▶ **Work to do**
From the records below, pull each line that has "Kaplica".
***** Stored rows
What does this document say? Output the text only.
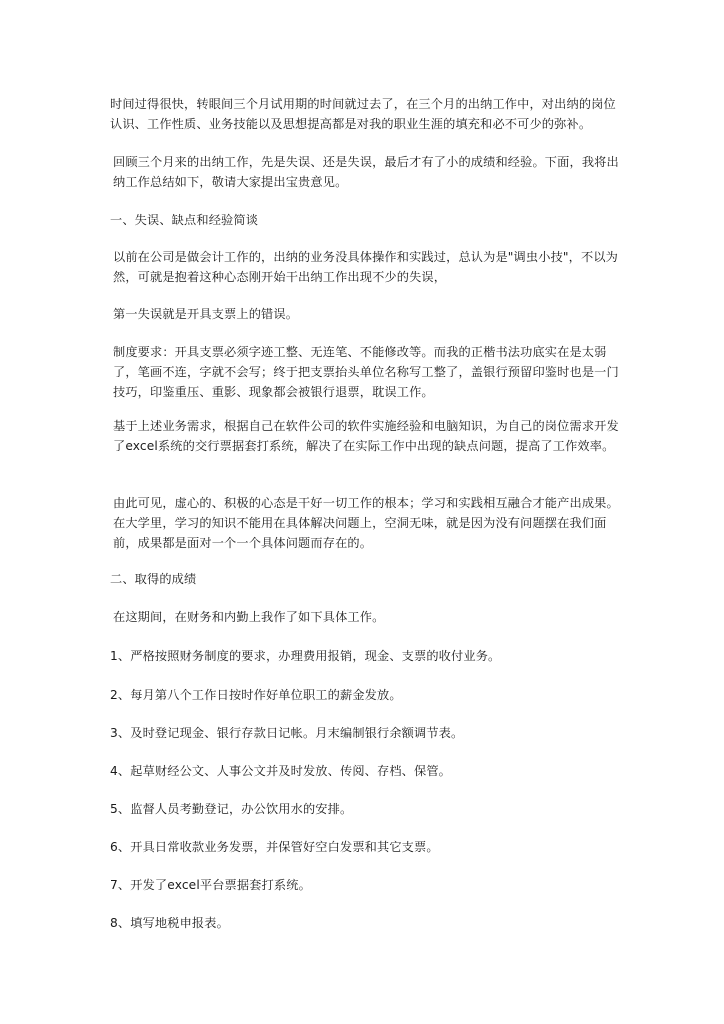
时间过得很快，转眼间三个月试用期的时间就过去了，在三个月的出纳工作中，对出纳的岗位认识、工作性质、业务技能以及思想提高都是对我的职业生涯的填充和必不可少的弥补。

回顾三个月来的出纳工作，先是失误、还是失误，最后才有了小的成绩和经验。下面，我将出纳工作总结如下，敬请大家提出宝贵意见。

一、失误、缺点和经验简谈

以前在公司是做会计工作的，出纳的业务没具体操作和实践过，总认为是"调虫小技"，不以为然，可就是抱着这种心态刚开始干出纳工作出现不少的失误，

第一失误就是开具支票上的错误。

制度要求：开具支票必须字迹工整、无连笔、不能修改等。而我的正楷书法功底实在是太弱了，笔画不连，字就不会写；终于把支票抬头单位名称写工整了，盖银行预留印鉴时也是一门技巧，印鉴重压、重影、现象都会被银行退票，耽误工作。

基于上述业务需求，根据自己在软件公司的软件实施经验和电脑知识，为自己的岗位需求开发了excel系统的交行票据套打系统，解决了在实际工作中出现的缺点问题，提高了工作效率。

由此可见，虚心的、积极的心态是干好一切工作的根本；学习和实践相互融合才能产出成果。在大学里，学习的知识不能用在具体解决问题上，空洞无味，就是因为没有问题摆在我们面前，成果都是面对一个一个具体问题而存在的。

二、取得的成绩

在这期间，在财务和内勤上我作了如下具体工作。

1、严格按照财务制度的要求，办理费用报销，现金、支票的收付业务。

2、每月第八个工作日按时作好单位职工的薪金发放。

3、及时登记现金、银行存款日记帐。月末编制银行余额调节表。

4、起草财经公文、人事公文并及时发放、传阅、存档、保管。

5、监督人员考勤登记，办公饮用水的安排。

6、开具日常收款业务发票，并保管好空白发票和其它支票。

7、开发了excel平台票据套打系统。

8、填写地税申报表。
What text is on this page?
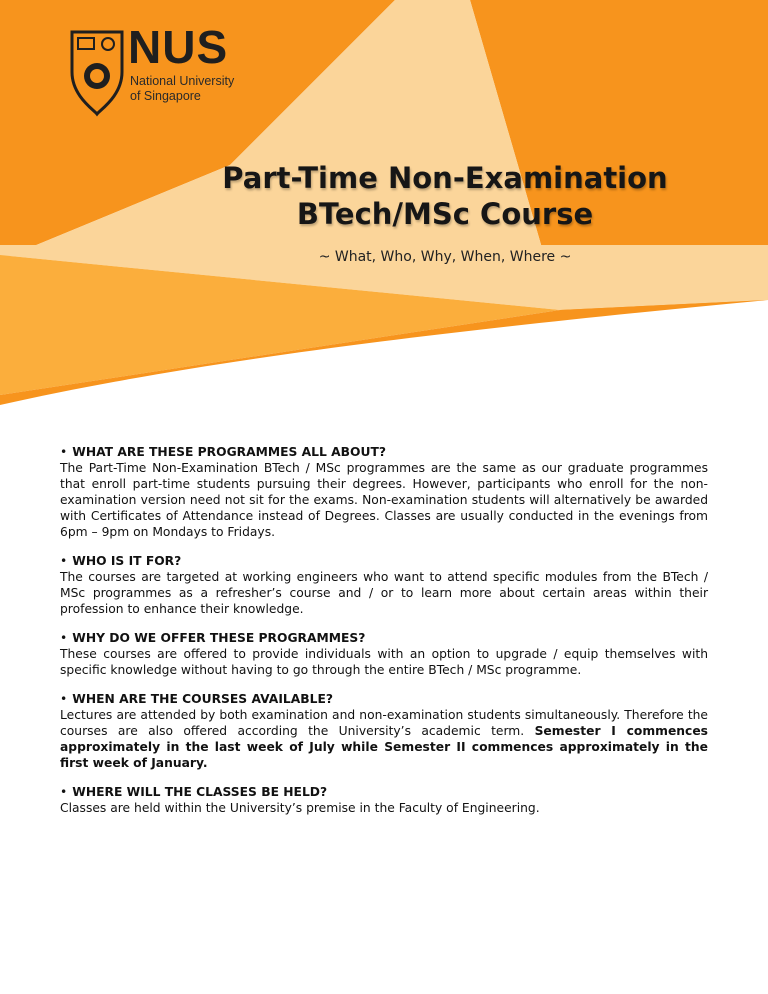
NUS
National University
of Singapore
Part-Time Non-Examination
BTech/MSc Course
~ What, Who, Why, When, Where ~
• WHAT ARE THESE PROGRAMMES ALL ABOUT?

The Part-Time Non-Examination BTech / MSc programmes are the same as our graduate programmes that enroll part-time students pursuing their degrees. However, participants who enroll for the non-examination version need not sit for the exams. Non-examination students will alternatively be awarded with Certificates of Attendance instead of Degrees. Classes are usually conducted in the evenings from 6pm – 9pm on Mondays to Fridays.

• WHO IS IT FOR?

The courses are targeted at working engineers who want to attend specific modules from the BTech / MSc programmes as a refresher’s course and / or to learn more about certain areas within their profession to enhance their knowledge.

• WHY DO WE OFFER THESE PROGRAMMES?

These courses are offered to provide individuals with an option to upgrade / equip themselves with specific knowledge without having to go through the entire BTech / MSc programme.

• WHEN ARE THE COURSES AVAILABLE?

Lectures are attended by both examination and non-examination students simultaneously. Therefore the courses are also offered according the University’s academic term. Semester I commences approximately in the last week of July while Semester II commences approximately in the first week of January.

• WHERE WILL THE CLASSES BE HELD?

Classes are held within the University’s premise in the Faculty of Engineering.
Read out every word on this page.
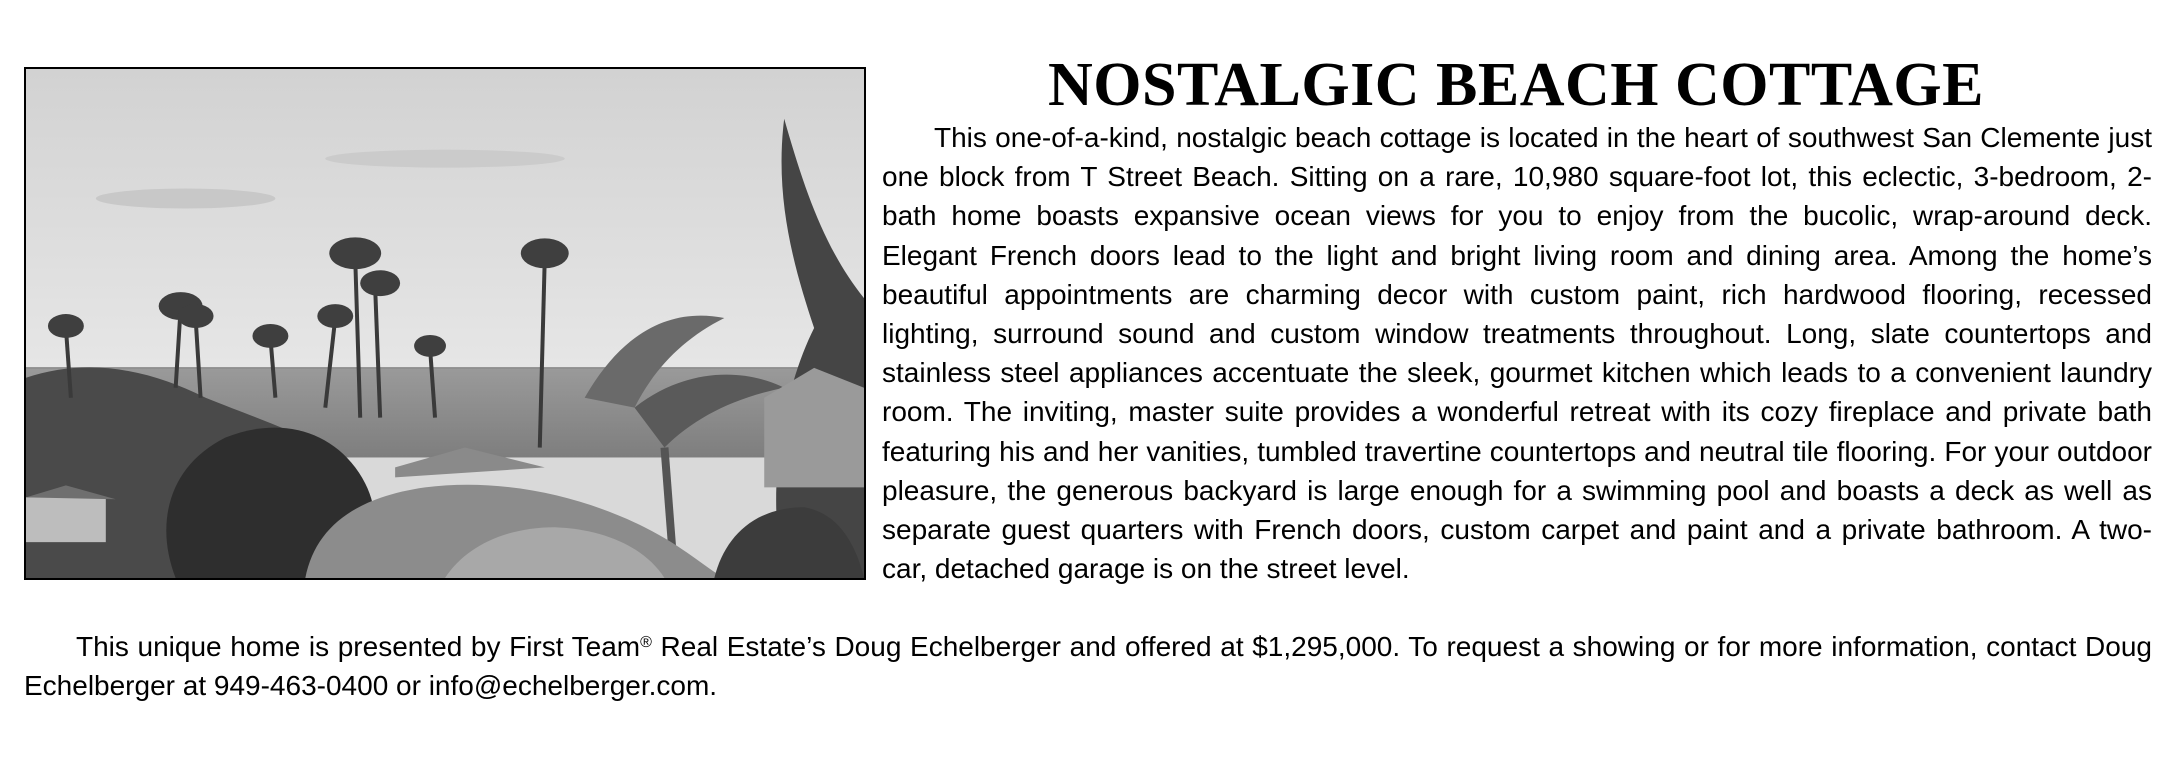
NOSTALGIC BEACH COTTAGE

This one-of-a-kind, nostalgic beach cottage is located in the heart of southwest San Clemente just one block from T Street Beach. Sitting on a rare, 10,980 square-foot lot, this eclectic, 3-bedroom, 2-bath home boasts expansive ocean views for you to enjoy from the bucolic, wrap-around deck. Elegant French doors lead to the light and bright living room and dining area. Among the home’s beautiful appointments are charming decor with custom paint, rich hardwood flooring, recessed lighting, surround sound and custom window treatments throughout. Long, slate countertops and stainless steel appliances accentuate the sleek, gourmet kitchen which leads to a convenient laundry room. The inviting, master suite provides a wonderful retreat with its cozy fireplace and private bath featuring his and her vanities, tumbled travertine countertops and neutral tile flooring. For your outdoor pleasure, the generous backyard is large enough for a swimming pool and boasts a deck as well as separate guest quarters with French doors, custom carpet and paint and a private bathroom. A two-car, detached garage is on the street level.

This unique home is presented by First Team® Real Estate’s Doug Echelberger and offered at $1,295,000. To request a showing or for more information, contact Doug Echelberger at 949-463-0400 or info@echelberger.com.
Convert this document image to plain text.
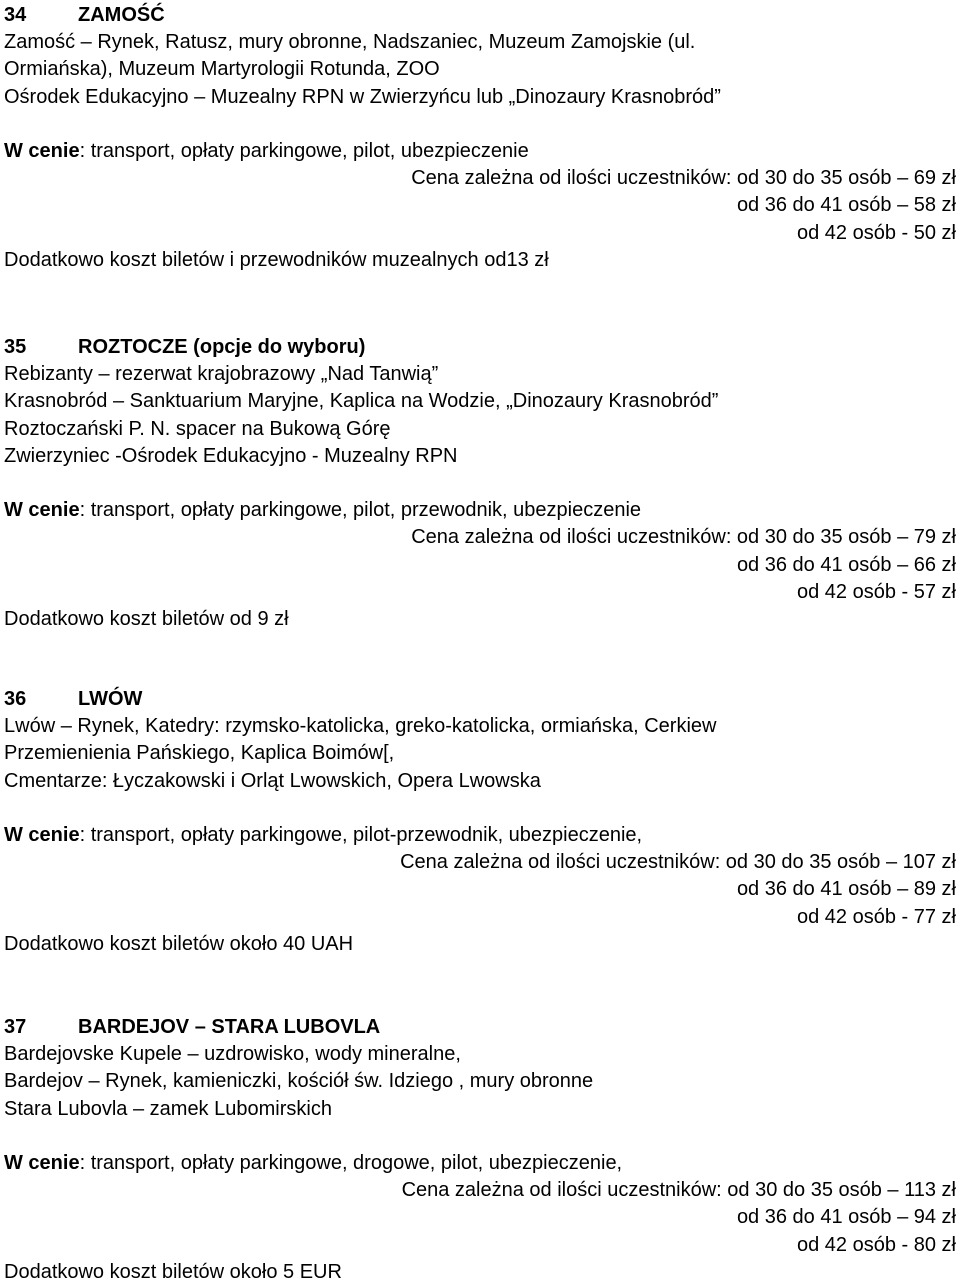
34	ZAMOŚĆ
Zamość – Rynek, Ratusz, mury obronne, Nadszaniec, Muzeum Zamojskie (ul.
Ormiańska), Muzeum Martyrologii Rotunda, ZOO
Ośrodek Edukacyjno – Muzealny RPN w Zwierzyńcu lub „Dinozaury Krasnobród”
W cenie: transport, opłaty parkingowe, pilot, ubezpieczenie
Cena zależna od ilości uczestników: od 30 do 35 osób – 69 zł
od 36 do 41 osób – 58 zł
od 42 osób - 50 zł
Dodatkowo koszt biletów i przewodników muzealnych od13 zł
35	ROZTOCZE (opcje do wyboru)
Rebizanty – rezerwat krajobrazowy „Nad Tanwią”
Krasnobród – Sanktuarium Maryjne, Kaplica na Wodzie, „Dinozaury Krasnobród”
Roztoczański P. N. spacer na Bukową Górę
Zwierzyniec -Ośrodek Edukacyjno - Muzealny RPN
W cenie: transport, opłaty parkingowe, pilot, przewodnik, ubezpieczenie
Cena zależna od ilości uczestników: od 30 do 35 osób – 79 zł
od 36 do 41 osób – 66 zł
od 42 osób - 57 zł
Dodatkowo koszt biletów od 9 zł
36	LWÓW
Lwów – Rynek, Katedry: rzymsko-katolicka, greko-katolicka, ormiańska, Cerkiew
Przemienienia Pańskiego, Kaplica Boimów[,
Cmentarze: Łyczakowski i Orląt Lwowskich, Opera Lwowska
W cenie: transport, opłaty parkingowe, pilot-przewodnik, ubezpieczenie,
Cena zależna od ilości uczestników: od 30 do 35 osób – 107 zł
od 36 do 41 osób – 89 zł
od 42 osób - 77 zł
Dodatkowo koszt biletów około 40 UAH
37	BARDEJOV – STARA LUBOVLA
Bardejovske Kupele – uzdrowisko, wody mineralne,
Bardejov – Rynek, kamieniczki, kościół św. Idziego , mury obronne
Stara Lubovla – zamek Lubomirskich
W cenie: transport, opłaty parkingowe, drogowe, pilot, ubezpieczenie,
Cena zależna od ilości uczestników: od 30 do 35 osób – 113 zł
od 36 do 41 osób – 94 zł
od 42 osób - 80 zł
Dodatkowo koszt biletów około 5 EUR
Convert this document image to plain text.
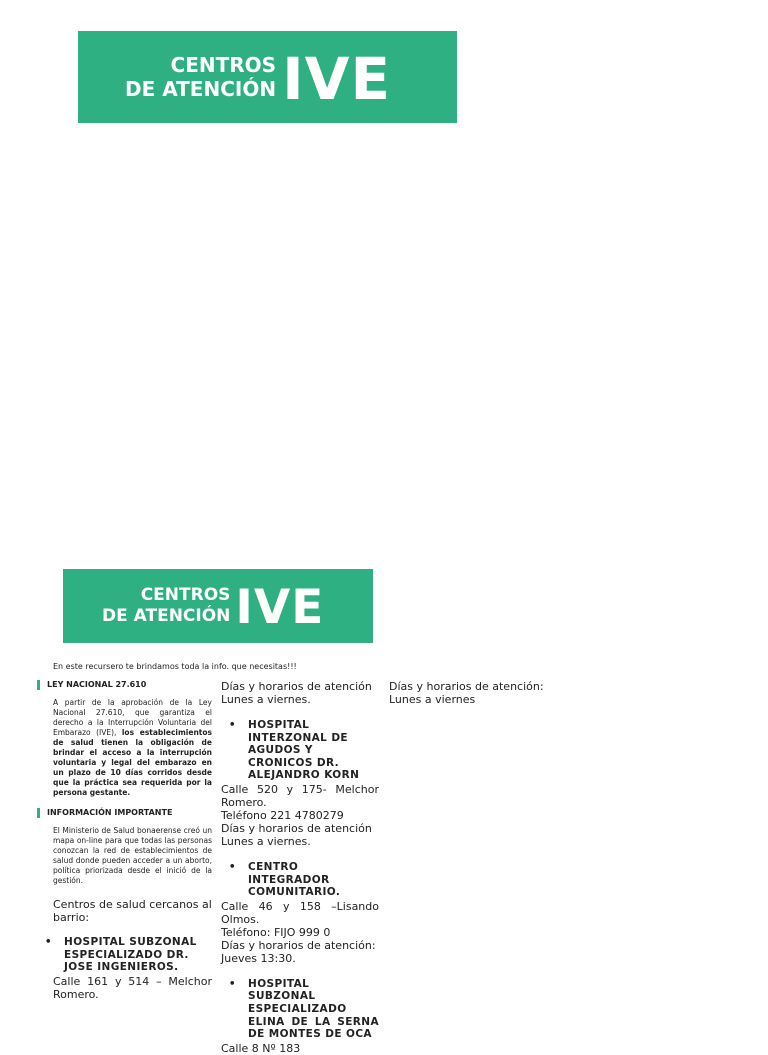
CENTROS
DE ATENCIÓN IVE
CENTROS
DE ATENCIÓN IVE
En este recursero te brindamos toda la info. que necesitas!!!
LEY NACIONAL 27.610

A partir de la aprobación de la Ley Nacional 27.610, que garantiza el derecho a la Interrupción Voluntaria del Embarazo (IVE), los establecimientos de salud tienen la obligación de brindar el acceso a la interrupción voluntaria y legal del embarazo en un plazo de 10 días corridos desde que la práctica sea requerida por la persona gestante.

INFORMACIÓN IMPORTANTE

El Ministerio de Salud bonaerense creó un mapa on-line para que todas las personas conozcan la red de establecimientos de salud donde pueden acceder a un aborto, política priorizada desde el inició de la gestión.

Centros de salud cercanos al barrio:
•	HOSPITAL SUBZONAL ESPECIALIZADO DR. JOSE INGENIEROS.
Calle 161 y 514 – Melchor Romero.
Días y horarios de atención Lunes a viernes.
•	HOSPITAL INTERZONAL DE AGUDOS Y CRONICOS DR. ALEJANDRO KORN
Calle 520 y 175- Melchor Romero.
Teléfono 221 4780279
Días y horarios de atención Lunes a viernes.
•	CENTRO INTEGRADOR COMUNITARIO.
Calle 46 y 158 –Lisando Olmos.
Teléfono: FIJO 999 0
Días y horarios de atención: Jueves 13:30.
•	HOSPITAL SUBZONAL ESPECIALIZADO ELINA DE LA SERNA DE MONTES DE OCA
Calle 8 Nº 183
Días y horarios de atención: Lunes a viernes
**********
▶ **Complete answer**
Krasnobród – Sanktuarium Maryjne, Kaplica na Wodzie, „Dinozaury Krasnobród”
Przemienienia Pańskiego, Kaplica Boimów[,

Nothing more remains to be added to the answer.